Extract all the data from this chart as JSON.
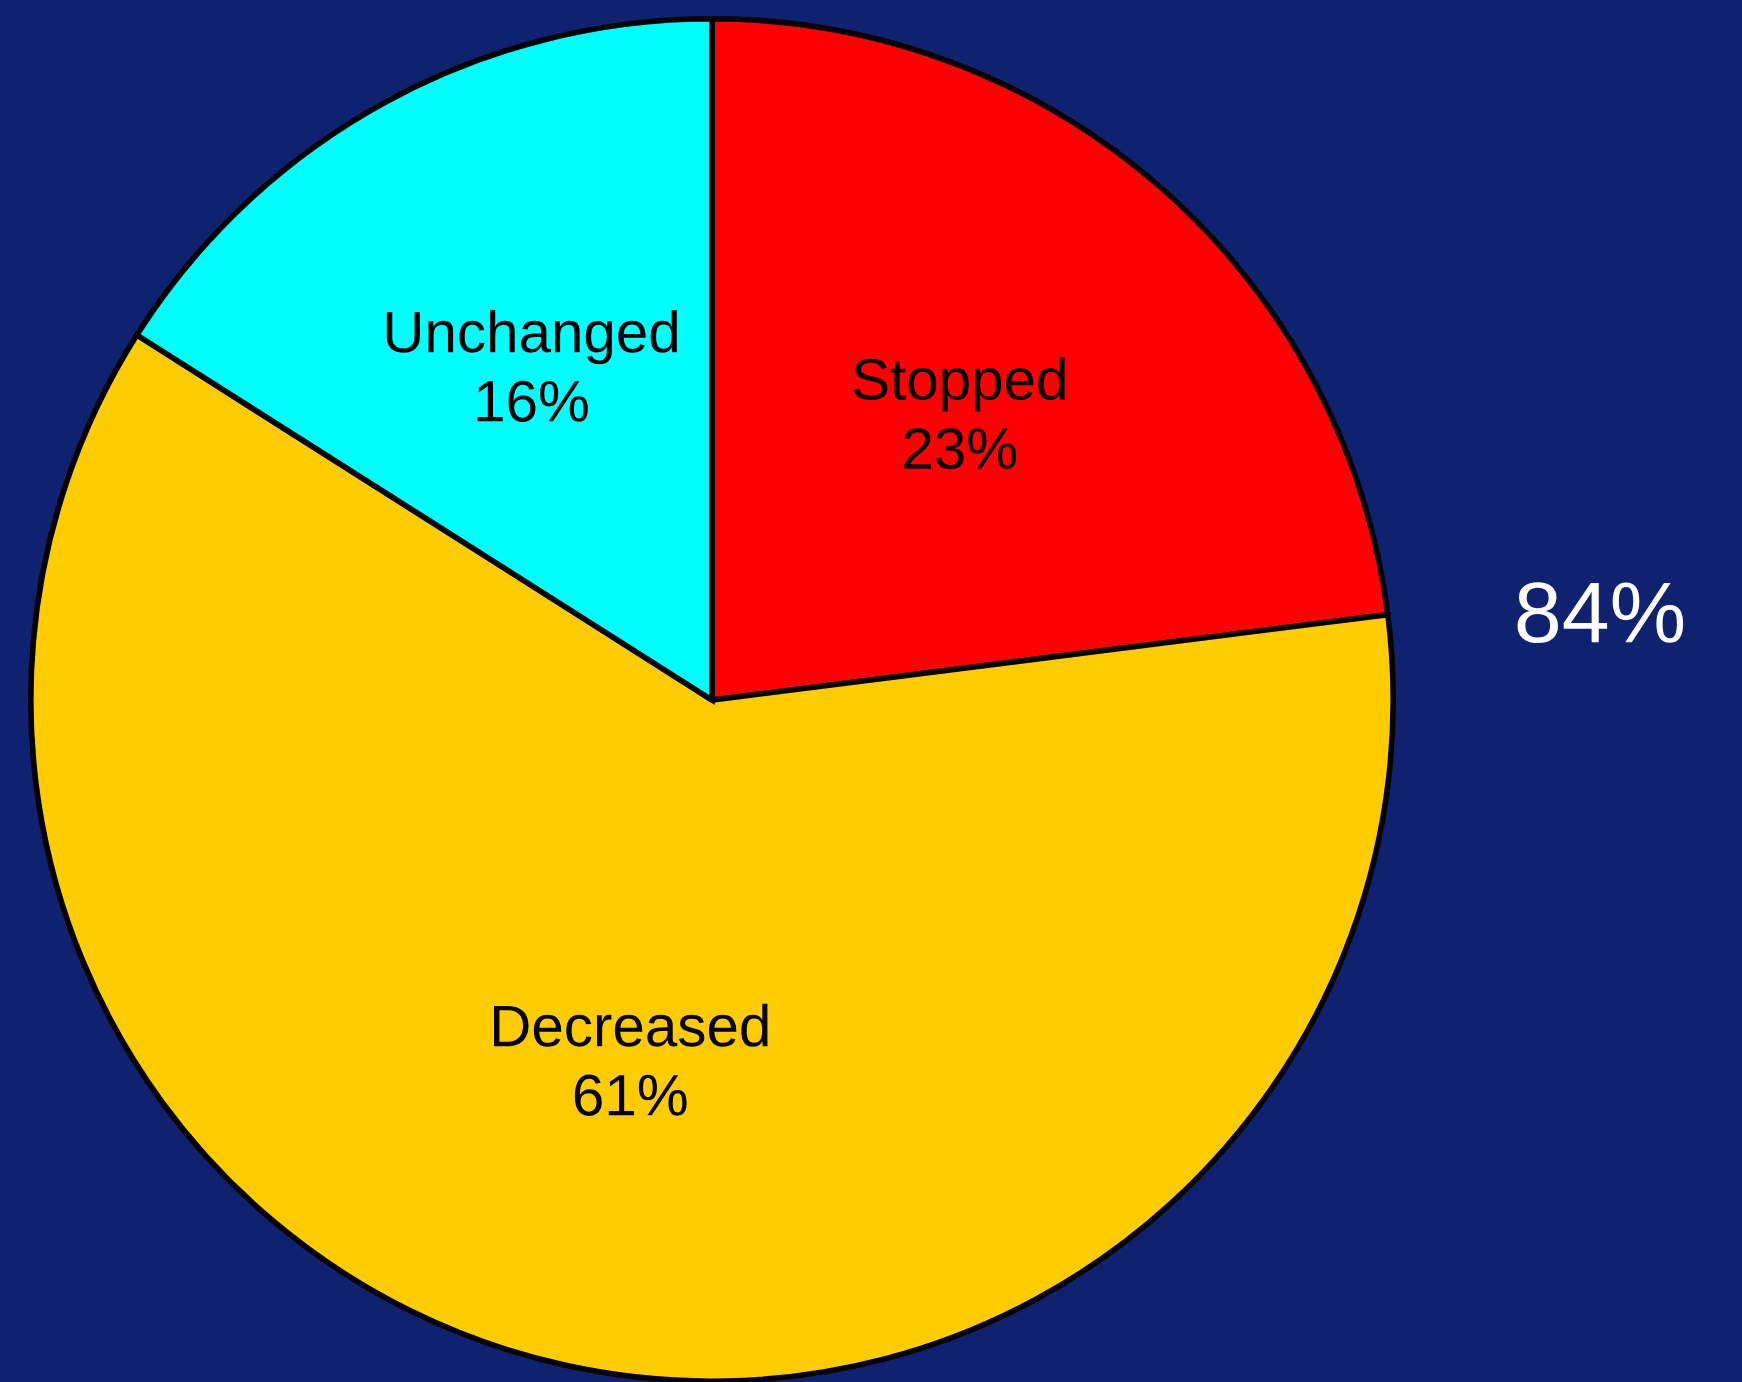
{
  "chart_data": {
    "type": "pie",
    "categories": [
      "Stopped",
      "Decreased",
      "Unchanged"
    ],
    "values": [
      23,
      61,
      16
    ],
    "colors": [
      "#ff0000",
      "#ffcc00",
      "#00ffff"
    ],
    "value_labels": [
      "23%",
      "61%",
      "16%"
    ],
    "annotations": [
      "84%"
    ],
    "legend": false
  }
}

[Task objective] Reproduce all the records verbatim, excluding images.

[Answer to this task]
Extract all the data from this chart as JSON.
{
  "chart_data": {
    "type": "pie",
    "categories": [
      "Stopped",
      "Decreased",
      "Unchanged"
    ],
    "values": [
      23,
      61,
      16
    ],
    "colors": [
      "#ff0000",
      "#ffcc00",
      "#00ffff"
    ],
    "value_labels": [
      "23%",
      "61%",
      "16%"
    ],
    "annotations": [
      "84%"
    ],
    "legend": false
  }
}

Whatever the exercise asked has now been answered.